Text excerpt:
## start
RFR (M): 8027959: Investigate early reclamation of large objects in G1

Tue Jul 22 11:28:15 UTC 2014

Hi Thomas,

On Monday 21 July 2014 15.20.57 Thomas Schatzl wrote:
> Hi Mikael,
> 
>   thanks for the review, and finding these issues!
> 
> On Thu, 2014-07-17 at 16:52 +0200, Mikael Gerdin wrote:
> > Hi Thomas,
> > 
> > On Tuesday 15 July 2014 11.10.53 Thomas Schatzl wrote:
> > > Hi all,
> > > 
> > >   could I have reviews for the following change that allows G1 to
> > > 
> > > eagerly/early reclaim humongous objects on every GC?
> > > 
> > > Problem:
> > > 
> > > In G1 large objects are always allocated in the old generation,
> > > currently requiring a complete heap liveness analysis (full gc, marking)
> > > to reclaim them.
## end
Items:
## start
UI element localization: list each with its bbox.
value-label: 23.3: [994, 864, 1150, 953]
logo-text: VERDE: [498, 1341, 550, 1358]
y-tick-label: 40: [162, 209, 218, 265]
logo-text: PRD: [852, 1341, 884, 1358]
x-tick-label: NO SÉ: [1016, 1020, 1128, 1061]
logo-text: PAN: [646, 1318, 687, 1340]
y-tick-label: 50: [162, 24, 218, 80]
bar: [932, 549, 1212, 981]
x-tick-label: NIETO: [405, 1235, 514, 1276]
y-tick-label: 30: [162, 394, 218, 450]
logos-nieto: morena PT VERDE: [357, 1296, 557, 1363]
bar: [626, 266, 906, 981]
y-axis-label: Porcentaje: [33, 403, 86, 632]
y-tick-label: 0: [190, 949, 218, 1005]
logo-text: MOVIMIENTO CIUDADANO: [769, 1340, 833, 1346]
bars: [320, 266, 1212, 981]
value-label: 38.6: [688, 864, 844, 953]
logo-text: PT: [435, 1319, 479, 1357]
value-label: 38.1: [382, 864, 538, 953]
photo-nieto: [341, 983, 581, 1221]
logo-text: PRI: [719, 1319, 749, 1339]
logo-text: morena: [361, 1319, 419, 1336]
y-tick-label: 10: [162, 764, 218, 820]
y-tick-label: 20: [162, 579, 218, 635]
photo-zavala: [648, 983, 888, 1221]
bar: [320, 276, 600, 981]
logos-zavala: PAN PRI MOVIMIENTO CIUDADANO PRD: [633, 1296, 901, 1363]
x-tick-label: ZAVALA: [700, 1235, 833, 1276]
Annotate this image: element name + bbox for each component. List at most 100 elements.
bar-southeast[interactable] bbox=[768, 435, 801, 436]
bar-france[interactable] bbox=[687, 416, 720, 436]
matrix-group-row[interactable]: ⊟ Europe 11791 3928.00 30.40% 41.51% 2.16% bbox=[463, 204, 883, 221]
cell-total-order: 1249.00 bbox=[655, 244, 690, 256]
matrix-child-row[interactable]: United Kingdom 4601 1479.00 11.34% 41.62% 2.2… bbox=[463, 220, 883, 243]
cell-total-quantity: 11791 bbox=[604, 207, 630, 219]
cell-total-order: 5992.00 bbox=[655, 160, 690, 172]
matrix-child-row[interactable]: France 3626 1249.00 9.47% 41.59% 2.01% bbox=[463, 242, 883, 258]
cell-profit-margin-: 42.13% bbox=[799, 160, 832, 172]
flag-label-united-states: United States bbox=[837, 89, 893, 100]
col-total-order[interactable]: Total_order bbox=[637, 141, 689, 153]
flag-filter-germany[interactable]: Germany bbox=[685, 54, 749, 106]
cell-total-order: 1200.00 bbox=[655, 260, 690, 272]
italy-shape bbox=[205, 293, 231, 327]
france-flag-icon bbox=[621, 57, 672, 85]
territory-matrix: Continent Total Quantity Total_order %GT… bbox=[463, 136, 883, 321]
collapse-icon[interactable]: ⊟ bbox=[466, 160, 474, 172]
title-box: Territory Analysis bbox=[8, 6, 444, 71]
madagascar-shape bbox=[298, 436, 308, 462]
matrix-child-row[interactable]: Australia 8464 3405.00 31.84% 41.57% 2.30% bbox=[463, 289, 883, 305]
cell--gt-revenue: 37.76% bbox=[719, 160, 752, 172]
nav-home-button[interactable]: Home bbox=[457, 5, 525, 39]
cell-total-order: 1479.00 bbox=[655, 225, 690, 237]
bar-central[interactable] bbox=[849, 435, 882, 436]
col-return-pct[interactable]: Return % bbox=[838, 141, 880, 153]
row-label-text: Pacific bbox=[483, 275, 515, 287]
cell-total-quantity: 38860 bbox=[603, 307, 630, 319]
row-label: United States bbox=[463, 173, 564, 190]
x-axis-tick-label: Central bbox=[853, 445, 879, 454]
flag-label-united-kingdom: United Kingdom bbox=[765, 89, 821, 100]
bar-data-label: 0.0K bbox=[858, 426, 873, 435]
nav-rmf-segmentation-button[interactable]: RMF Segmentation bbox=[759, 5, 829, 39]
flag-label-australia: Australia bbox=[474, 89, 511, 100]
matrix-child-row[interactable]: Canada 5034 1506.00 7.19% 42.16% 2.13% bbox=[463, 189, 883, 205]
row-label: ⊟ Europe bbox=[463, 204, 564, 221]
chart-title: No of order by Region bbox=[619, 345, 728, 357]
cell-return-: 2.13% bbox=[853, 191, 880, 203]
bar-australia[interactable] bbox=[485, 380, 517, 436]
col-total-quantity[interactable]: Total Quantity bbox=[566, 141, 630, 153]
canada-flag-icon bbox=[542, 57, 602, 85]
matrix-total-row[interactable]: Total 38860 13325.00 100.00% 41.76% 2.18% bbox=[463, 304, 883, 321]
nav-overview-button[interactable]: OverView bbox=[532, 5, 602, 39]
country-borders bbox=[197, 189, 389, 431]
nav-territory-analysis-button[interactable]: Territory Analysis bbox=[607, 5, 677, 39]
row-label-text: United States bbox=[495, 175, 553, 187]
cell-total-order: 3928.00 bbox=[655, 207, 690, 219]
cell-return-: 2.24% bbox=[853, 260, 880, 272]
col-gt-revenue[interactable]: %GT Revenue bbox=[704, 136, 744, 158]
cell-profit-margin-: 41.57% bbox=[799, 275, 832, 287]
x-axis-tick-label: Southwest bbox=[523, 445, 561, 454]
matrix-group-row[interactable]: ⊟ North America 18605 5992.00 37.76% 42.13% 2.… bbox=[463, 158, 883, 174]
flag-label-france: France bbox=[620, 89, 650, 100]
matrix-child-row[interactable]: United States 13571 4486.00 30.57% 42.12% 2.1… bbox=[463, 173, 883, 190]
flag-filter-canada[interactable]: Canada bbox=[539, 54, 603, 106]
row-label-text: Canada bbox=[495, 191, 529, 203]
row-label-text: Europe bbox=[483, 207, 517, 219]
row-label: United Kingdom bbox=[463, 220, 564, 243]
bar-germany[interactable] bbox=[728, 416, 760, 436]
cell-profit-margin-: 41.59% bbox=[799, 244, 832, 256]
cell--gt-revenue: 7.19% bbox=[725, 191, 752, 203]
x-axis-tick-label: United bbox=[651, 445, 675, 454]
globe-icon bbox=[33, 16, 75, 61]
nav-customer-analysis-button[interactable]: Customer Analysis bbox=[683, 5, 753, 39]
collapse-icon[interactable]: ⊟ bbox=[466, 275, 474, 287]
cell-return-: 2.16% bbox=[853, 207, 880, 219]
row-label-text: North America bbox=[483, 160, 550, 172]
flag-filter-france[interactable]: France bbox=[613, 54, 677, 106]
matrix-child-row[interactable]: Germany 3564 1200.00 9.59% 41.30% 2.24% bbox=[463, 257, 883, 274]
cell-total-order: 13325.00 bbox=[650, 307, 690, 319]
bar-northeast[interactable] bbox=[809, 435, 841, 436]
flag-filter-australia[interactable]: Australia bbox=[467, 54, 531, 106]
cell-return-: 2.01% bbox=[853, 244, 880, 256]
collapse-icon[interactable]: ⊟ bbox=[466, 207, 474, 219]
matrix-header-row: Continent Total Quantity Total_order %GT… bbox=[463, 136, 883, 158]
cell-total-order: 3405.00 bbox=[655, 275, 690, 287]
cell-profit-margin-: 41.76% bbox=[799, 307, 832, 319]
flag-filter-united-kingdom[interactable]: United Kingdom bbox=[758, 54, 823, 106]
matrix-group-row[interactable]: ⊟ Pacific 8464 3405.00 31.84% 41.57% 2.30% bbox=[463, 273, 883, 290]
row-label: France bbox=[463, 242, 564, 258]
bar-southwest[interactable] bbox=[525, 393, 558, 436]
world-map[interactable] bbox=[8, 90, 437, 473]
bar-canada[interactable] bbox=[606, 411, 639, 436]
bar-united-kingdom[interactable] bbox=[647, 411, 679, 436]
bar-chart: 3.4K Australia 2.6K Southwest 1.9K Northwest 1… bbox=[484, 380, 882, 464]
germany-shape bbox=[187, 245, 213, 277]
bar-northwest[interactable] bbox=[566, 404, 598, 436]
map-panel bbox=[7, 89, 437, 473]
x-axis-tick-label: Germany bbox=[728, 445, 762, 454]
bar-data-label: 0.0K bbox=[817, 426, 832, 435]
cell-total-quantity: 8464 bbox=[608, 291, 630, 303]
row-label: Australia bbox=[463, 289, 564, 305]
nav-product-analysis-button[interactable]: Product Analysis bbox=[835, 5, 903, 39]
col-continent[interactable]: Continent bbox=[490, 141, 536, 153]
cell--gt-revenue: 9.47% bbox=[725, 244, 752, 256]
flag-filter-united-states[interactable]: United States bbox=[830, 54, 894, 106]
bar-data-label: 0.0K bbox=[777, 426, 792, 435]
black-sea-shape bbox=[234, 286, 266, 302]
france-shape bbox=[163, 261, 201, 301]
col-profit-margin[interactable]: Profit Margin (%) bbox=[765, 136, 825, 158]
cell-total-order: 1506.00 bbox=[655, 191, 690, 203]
## end
Written exercise 1: In the message on early reclamation of large objects in G1, rewrite the part starting at "RFR (M): 8027959: Investigate" and ending at "finding these issues!", swapping "Hi" for "Hello".
Written exercise 2: Extend the mailing-list message on early reclamation of large objects in G1 past its final line.

Written response 1:
RFR (M): 8027959: Investigate early reclamation of large objects in G1

Tue Jul 22 11:28:15 UTC 2014

Hello Thomas,

On Monday 21 July 2014 15.20.57 Thomas Schatzl wrote:
> Hello Mikael,
> 
>   thanks for the review, and finding these issues!

Written response 2:
> > > [...]
> > > The CR contains a graph showing large improvements on average humongous
> > > object reclamation delay. In total we have seen some benchmarks
> > > reclaiming GBs of heap space over time using this functionality (instead
> > > of waiting for the marking/full GC). This improves throughput
> > > significantly as there is more space available for the young gen on
> > > average now.
> > > 
> > > Also it might avoid users to manually increase heap region sizes just to
> > > avoid humongous object troubles.
> > > 
> > > CR:
> > >  https://bugs.openjdk.java.net/browse/JDK-8027959
> > > 
> > > Webrev:
> > >  http://cr.openjdk.java.net/~tschatzl/8027959/webrev/
> > 
> > g1CollectedHeap.hpp:
> > 
> > Most of the new functions you add for humongous regions operate on region
> > indices, except for
> > +  bool humongous_region_is_always_live(HeapRegion* region);
> > Is there any reason for it not operating on a region index as well? I
> > think
> > that would make the API nice and consistent.
> 
> Fixed, although internally the code will immediately convert to
> HeapRegion* anyway.

Of course, it looks a tiny bit cleaner :)

> 
> > g1CollectedHeap.cpp:
> > 
> > This comment is pretty confusing to me, can you try to rephrase it?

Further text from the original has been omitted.